#### Problem requirements
Copy the lines that follow, keeping every character the same.

-- Start of Records for the exercise --

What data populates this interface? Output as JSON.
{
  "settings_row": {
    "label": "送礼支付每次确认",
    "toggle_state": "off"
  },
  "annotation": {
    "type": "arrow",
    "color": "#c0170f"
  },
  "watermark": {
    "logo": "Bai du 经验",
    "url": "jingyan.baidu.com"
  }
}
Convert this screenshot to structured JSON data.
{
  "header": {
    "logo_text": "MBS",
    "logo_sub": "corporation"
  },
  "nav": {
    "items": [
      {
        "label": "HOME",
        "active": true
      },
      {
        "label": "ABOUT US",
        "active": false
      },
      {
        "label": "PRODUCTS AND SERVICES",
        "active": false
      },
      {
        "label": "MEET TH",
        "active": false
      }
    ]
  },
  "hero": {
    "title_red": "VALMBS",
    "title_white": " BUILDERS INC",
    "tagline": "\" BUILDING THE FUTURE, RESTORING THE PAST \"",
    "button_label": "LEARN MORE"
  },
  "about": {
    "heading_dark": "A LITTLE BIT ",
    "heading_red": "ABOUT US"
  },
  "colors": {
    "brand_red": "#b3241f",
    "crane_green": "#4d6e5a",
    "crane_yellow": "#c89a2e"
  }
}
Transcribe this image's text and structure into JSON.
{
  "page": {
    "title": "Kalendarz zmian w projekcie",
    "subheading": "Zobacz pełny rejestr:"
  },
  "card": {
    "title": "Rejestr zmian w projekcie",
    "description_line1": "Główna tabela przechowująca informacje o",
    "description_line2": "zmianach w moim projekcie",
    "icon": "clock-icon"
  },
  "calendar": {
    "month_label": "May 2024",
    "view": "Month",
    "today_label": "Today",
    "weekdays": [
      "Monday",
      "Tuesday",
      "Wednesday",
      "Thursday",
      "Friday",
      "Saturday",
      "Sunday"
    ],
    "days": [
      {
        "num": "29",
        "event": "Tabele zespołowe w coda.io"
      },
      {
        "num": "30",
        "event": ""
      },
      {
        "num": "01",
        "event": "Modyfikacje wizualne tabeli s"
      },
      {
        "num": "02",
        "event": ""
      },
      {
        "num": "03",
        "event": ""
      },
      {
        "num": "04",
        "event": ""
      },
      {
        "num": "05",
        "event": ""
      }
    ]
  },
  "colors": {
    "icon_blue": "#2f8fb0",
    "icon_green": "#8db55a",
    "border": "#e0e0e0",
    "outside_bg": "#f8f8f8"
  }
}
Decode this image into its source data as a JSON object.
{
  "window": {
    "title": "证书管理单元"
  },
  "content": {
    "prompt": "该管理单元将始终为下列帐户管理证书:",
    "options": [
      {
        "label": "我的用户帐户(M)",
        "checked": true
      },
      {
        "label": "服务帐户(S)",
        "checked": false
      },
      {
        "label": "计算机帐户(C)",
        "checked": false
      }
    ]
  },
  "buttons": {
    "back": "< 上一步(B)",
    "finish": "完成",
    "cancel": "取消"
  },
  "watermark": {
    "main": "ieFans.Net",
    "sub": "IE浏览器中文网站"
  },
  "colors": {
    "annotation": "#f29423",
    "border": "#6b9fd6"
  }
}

-- End of Records for the exercise --

#### Task solution
What data populates this interface? Output as JSON.
{
  "settings_row": {
    "label": "送礼支付每次确认",
    "toggle_state": "off"
  },
  "annotation": {
    "type": "arrow",
    "color": "#c0170f"
  },
  "watermark": {
    "logo": "Bai du 经验",
    "url": "jingyan.baidu.com"
  }
}
Convert this screenshot to structured JSON data.
{
  "header": {
    "logo_text": "MBS",
    "logo_sub": "corporation"
  },
  "nav": {
    "items": [
      {
        "label": "HOME",
        "active": true
      },
      {
        "label": "ABOUT US",
        "active": false
      },
      {
        "label": "PRODUCTS AND SERVICES",
        "active": false
      },
      {
        "label": "MEET TH",
        "active": false
      }
    ]
  },
  "hero": {
    "title_red": "VALMBS",
    "title_white": " BUILDERS INC",
    "tagline": "\" BUILDING THE FUTURE, RESTORING THE PAST \"",
    "button_label": "LEARN MORE"
  },
  "about": {
    "heading_dark": "A LITTLE BIT ",
    "heading_red": "ABOUT US"
  },
  "colors": {
    "brand_red": "#b3241f",
    "crane_green": "#4d6e5a",
    "crane_yellow": "#c89a2e"
  }
}
Transcribe this image's text and structure into JSON.
{
  "page": {
    "title": "Kalendarz zmian w projekcie",
    "subheading": "Zobacz pełny rejestr:"
  },
  "card": {
    "title": "Rejestr zmian w projekcie",
    "description_line1": "Główna tabela przechowująca informacje o",
    "description_line2": "zmianach w moim projekcie",
    "icon": "clock-icon"
  },
  "calendar": {
    "month_label": "May 2024",
    "view": "Month",
    "today_label": "Today",
    "weekdays": [
      "Monday",
      "Tuesday",
      "Wednesday",
      "Thursday",
      "Friday",
      "Saturday",
      "Sunday"
    ],
    "days": [
      {
        "num": "29",
        "event": "Tabele zespołowe w coda.io"
      },
      {
        "num": "30",
        "event": ""
      },
      {
        "num": "01",
        "event": "Modyfikacje wizualne tabeli s"
      },
      {
        "num": "02",
        "event": ""
      },
      {
        "num": "03",
        "event": ""
      },
      {
        "num": "04",
        "event": ""
      },
      {
        "num": "05",
        "event": ""
      }
    ]
  },
  "colors": {
    "icon_blue": "#2f8fb0",
    "icon_green": "#8db55a",
    "border": "#e0e0e0",
    "outside_bg": "#f8f8f8"
  }
}
Decode this image into its source data as a JSON object.
{
  "window": {
    "title": "证书管理单元"
  },
  "content": {
    "prompt": "该管理单元将始终为下列帐户管理证书:",
    "options": [
      {
        "label": "我的用户帐户(M)",
        "checked": true
      },
      {
        "label": "服务帐户(S)",
        "checked": false
      },
      {
        "label": "计算机帐户(C)",
        "checked": false
      }
    ]
  },
  "buttons": {
    "back": "< 上一步(B)",
    "finish": "完成",
    "cancel": "取消"
  },
  "watermark": {
    "main": "ieFans.Net",
    "sub": "IE浏览器中文网站"
  },
  "colors": {
    "annotation": "#f29423",
    "border": "#6b9fd6"
  }
}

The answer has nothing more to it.